*** STUDY TEXT Section Begins ***

[Greenbuilding] Question about a window solar heater

nick pine nick at early.com
Fri Dec 2 09:52:35 PST 2011


"Bob Waldrop" <bwaldrop at cox.net>

>I recently came across this interesting take on the traditional solar window heater.
http://blog.imehrle.com/2011/02/10/solar-heating-made-easy----very-easy.aspx

>In discussing this elsewhere, however, someone mentioned that since it hangs on the inside of a window, it blocks sunlight from the window.

Views too.

>That person thought that the heat resulting from the flow of sunlight into a room without any obstruction in the window would be greater than the heat resulting from the operation of this device in a window, which would have the incidental effect of blocking some sunlight from the room.
Is that correct? 

Yes, but it also increases the heat loss from the window when the sun is shining. 

http://rredc.nrel.gov/solar//old_data/nsrdb/1961-1990/bluebook/data/14821.SBF says 780 Btu/ft^2 falls on a south wall on an average January day in Columbus, OH with a 26 F outdoor temp. With no solar heating panel, a 1 ft^2 R2 window with 80% solar transmission in a 70 F house would gain 0.8x780 = 624 Btu and lose 24h(70-26)1ft^2/R2 =  528, for a net gain of 96 Btu/day. With a 143 F panel next to the glass for 6 hours, it would lose 6h(143-26)1ft^2/R2 + 18h(70-26)1ft^2/R2 = 747 Btu, for a net  loss  of 123 Btu/day, or more, if the panel reflects some sunlight back out of the window. 

And how can Mike circulate solar warm air through the rest of the house with the furnace blower if he leaves the return vent open but closes the supply vents to the solar room? Airflow requires return and supply paths. Where's the supply path to the room?

If Mike knew more about airflow or heatflow, he might suggest hanging huge ugly boxes and cutting holes in house walls or turning a south window into an air heater with a foamboard insert that collects less solar heat than the window but greatly reduces the heat loss at night...

If a 2' wide x 3' tall window gains 6ft^2x624/6h = 624 Btu/h by day and a 1" R10 foil-foamboard panel with 1.5" slots at the top and bottom with dark high-temp BBQ paint facing the window and foil facing the room loses about 18h(70-26)6ft^2/R12 = 396 Btu at night and 16.6(24in^2/144in^2/ft^2)sqrt(3’(70+dT-70)) = 7.2dT^0.5 cfm of 70+2dT (F) air flows out of the top slot and provides (70+2dT)-70)7.2dT^0.5 = 14.4dT^1.5 Btu/h to the room and 624 = (70+dT-26)6ft^2/R2+14.4dT^1.5 = 132+3dT+14.4dT^1.5, ie dT = ((492-3dT)/14.4)^(2/3). Plugging in dT = 10 F on the right makes dT = 10.07 on the right, then 10.07, with 23 cfm of 80 F airflow and 230 Btu/h of heatflow, for a net gain of 6hx230-396 = 984 Btu/day, vs 96x6ft^2 = 576 for the window alone, or a net loss of 738 with Mike’s panel.

*** STUDY TEXT Section Ends ***
*** EXTRACTED ENTRIES Section Begins ***

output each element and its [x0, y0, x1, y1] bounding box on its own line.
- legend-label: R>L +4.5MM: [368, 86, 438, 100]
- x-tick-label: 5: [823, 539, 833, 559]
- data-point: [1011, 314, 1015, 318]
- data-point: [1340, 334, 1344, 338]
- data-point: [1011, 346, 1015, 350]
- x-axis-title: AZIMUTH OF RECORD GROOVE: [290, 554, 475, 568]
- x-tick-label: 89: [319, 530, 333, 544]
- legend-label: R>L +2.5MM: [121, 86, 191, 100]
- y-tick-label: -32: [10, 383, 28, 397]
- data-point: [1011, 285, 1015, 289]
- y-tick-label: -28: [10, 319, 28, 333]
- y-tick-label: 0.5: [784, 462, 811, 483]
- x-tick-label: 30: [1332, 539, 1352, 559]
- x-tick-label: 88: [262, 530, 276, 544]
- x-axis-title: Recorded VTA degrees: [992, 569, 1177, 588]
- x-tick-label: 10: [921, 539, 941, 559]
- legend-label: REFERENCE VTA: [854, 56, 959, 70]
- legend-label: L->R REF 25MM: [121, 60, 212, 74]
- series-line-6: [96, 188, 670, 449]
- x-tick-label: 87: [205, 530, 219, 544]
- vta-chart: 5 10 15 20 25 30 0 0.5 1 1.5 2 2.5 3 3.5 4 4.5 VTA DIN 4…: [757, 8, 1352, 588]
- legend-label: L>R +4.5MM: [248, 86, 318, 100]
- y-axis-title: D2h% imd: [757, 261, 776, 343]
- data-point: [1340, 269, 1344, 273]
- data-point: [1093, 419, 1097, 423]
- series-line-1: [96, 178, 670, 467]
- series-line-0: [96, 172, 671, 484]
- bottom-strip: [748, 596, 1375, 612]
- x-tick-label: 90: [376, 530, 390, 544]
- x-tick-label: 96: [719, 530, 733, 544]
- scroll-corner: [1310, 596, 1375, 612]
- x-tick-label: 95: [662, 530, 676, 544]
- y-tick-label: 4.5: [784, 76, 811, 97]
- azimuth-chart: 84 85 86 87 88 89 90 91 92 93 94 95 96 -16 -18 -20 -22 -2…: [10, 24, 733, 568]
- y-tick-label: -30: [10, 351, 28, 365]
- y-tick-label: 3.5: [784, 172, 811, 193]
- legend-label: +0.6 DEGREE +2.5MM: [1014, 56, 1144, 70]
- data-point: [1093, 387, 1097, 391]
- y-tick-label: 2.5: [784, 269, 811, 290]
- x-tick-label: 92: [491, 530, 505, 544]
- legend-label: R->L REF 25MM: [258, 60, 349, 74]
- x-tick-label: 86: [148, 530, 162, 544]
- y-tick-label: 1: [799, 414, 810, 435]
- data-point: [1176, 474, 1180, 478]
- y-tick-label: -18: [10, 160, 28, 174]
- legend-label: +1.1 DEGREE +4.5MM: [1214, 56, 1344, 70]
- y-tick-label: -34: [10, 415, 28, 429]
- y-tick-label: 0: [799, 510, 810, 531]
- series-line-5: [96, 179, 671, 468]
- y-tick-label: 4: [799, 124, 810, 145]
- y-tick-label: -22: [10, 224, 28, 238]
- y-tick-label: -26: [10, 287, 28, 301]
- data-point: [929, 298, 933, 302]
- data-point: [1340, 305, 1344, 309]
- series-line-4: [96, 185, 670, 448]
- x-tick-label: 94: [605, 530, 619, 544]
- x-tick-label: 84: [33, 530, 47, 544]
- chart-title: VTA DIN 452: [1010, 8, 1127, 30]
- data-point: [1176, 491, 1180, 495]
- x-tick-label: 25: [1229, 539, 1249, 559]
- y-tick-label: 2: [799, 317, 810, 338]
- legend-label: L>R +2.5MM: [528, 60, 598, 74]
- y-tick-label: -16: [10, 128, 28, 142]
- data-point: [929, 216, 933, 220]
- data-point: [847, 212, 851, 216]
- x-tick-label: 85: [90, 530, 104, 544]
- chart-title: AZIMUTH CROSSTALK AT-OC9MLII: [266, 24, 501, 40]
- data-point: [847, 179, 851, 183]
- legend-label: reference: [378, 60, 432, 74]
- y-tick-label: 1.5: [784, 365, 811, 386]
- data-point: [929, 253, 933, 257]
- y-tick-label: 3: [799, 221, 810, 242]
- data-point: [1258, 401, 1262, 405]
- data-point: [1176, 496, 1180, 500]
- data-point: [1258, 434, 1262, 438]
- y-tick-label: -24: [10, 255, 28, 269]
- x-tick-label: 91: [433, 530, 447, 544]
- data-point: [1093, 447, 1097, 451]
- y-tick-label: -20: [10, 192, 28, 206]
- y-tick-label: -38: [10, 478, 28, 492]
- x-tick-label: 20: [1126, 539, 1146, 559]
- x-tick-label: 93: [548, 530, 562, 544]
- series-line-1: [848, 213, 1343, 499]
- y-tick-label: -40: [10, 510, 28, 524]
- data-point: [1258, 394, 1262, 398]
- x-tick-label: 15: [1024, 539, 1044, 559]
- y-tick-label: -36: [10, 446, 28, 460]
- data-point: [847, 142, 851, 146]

*** EXTRACTED ENTRIES Section Ends ***

◆ **WHAT YOU ARE ASKED TO DO**:
Can you write out the window heater post starting at "And how can" and ending at "loss at night..."? Use only the window heater post as your source.

◆ **TASK OUTPUT**:
And how can Mike circulate solar warm air through the rest of the house with the furnace blower if he leaves the return vent open but closes the supply vents to the solar room? Airflow requires return and supply paths. Where's the supply path to the room?

If Mike knew more about airflow or heatflow, he might suggest hanging huge ugly boxes and cutting holes in house walls or turning a south window into an air heater with a foamboard insert that collects less solar heat than the window but greatly reduces the heat loss at night...